Below are some records; reproduce every one of them exactly.

*****

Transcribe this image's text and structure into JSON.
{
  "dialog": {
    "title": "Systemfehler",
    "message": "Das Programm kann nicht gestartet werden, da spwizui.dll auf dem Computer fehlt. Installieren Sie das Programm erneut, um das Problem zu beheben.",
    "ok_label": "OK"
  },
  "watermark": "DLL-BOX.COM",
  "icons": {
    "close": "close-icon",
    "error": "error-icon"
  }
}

*****

* Full output:
Transcribe this image's text and structure into JSON.
{
  "dialog": {
    "title": "Systemfehler",
    "message": "Das Programm kann nicht gestartet werden, da spwizui.dll auf dem Computer fehlt. Installieren Sie das Programm erneut, um das Problem zu beheben.",
    "ok_label": "OK"
  },
  "watermark": "DLL-BOX.COM",
  "icons": {
    "close": "close-icon",
    "error": "error-icon"
  }
}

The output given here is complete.